Transcribe the records that follow, preserving every word.
───── Dataset extract
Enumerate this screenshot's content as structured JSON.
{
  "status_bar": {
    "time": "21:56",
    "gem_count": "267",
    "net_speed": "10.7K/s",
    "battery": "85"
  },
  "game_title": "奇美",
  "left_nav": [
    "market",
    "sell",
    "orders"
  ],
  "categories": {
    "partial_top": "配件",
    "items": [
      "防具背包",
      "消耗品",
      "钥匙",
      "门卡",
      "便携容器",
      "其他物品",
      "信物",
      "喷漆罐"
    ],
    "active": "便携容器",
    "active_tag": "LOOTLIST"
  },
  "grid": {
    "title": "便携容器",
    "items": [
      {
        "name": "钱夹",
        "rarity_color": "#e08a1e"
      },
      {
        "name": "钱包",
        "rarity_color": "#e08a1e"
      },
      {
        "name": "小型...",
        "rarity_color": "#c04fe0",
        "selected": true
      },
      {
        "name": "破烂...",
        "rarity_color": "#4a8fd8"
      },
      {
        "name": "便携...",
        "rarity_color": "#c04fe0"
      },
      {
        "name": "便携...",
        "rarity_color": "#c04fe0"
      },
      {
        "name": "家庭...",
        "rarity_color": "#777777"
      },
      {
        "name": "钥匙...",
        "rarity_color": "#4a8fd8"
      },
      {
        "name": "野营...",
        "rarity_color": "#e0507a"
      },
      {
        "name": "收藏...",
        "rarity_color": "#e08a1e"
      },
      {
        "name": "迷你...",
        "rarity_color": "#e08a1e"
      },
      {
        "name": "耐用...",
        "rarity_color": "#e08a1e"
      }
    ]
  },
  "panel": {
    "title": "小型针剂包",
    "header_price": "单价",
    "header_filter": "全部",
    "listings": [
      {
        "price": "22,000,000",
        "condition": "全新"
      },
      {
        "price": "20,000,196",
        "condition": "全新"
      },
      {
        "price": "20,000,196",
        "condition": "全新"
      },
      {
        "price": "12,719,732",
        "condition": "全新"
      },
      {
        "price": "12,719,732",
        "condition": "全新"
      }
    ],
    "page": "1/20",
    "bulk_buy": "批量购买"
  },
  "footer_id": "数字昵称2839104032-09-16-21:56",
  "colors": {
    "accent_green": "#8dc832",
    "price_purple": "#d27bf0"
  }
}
──────────
### Written answer
Enumerate this screenshot's content as structured JSON.
{
  "status_bar": {
    "time": "21:56",
    "gem_count": "267",
    "net_speed": "10.7K/s",
    "battery": "85"
  },
  "game_title": "奇美",
  "left_nav": [
    "market",
    "sell",
    "orders"
  ],
  "categories": {
    "partial_top": "配件",
    "items": [
      "防具背包",
      "消耗品",
      "钥匙",
      "门卡",
      "便携容器",
      "其他物品",
      "信物",
      "喷漆罐"
    ],
    "active": "便携容器",
    "active_tag": "LOOTLIST"
  },
  "grid": {
    "title": "便携容器",
    "items": [
      {
        "name": "钱夹",
        "rarity_color": "#e08a1e"
      },
      {
        "name": "钱包",
        "rarity_color": "#e08a1e"
      },
      {
        "name": "小型...",
        "rarity_color": "#c04fe0",
        "selected": true
      },
      {
        "name": "破烂...",
        "rarity_color": "#4a8fd8"
      },
      {
        "name": "便携...",
        "rarity_color": "#c04fe0"
      },
      {
        "name": "便携...",
        "rarity_color": "#c04fe0"
      },
      {
        "name": "家庭...",
        "rarity_color": "#777777"
      },
      {
        "name": "钥匙...",
        "rarity_color": "#4a8fd8"
      },
      {
        "name": "野营...",
        "rarity_color": "#e0507a"
      },
      {
        "name": "收藏...",
        "rarity_color": "#e08a1e"
      },
      {
        "name": "迷你...",
        "rarity_color": "#e08a1e"
      },
      {
        "name": "耐用...",
        "rarity_color": "#e08a1e"
      }
    ]
  },
  "panel": {
    "title": "小型针剂包",
    "header_price": "单价",
    "header_filter": "全部",
    "listings": [
      {
        "price": "22,000,000",
        "condition": "全新"
      },
      {
        "price": "20,000,196",
        "condition": "全新"
      },
      {
        "price": "20,000,196",
        "condition": "全新"
      },
      {
        "price": "12,719,732",
        "condition": "全新"
      },
      {
        "price": "12,719,732",
        "condition": "全新"
      }
    ],
    "page": "1/20",
    "bulk_buy": "批量购买"
  },
  "footer_id": "数字昵称2839104032-09-16-21:56",
  "colors": {
    "accent_green": "#8dc832",
    "price_purple": "#d27bf0"
  }
}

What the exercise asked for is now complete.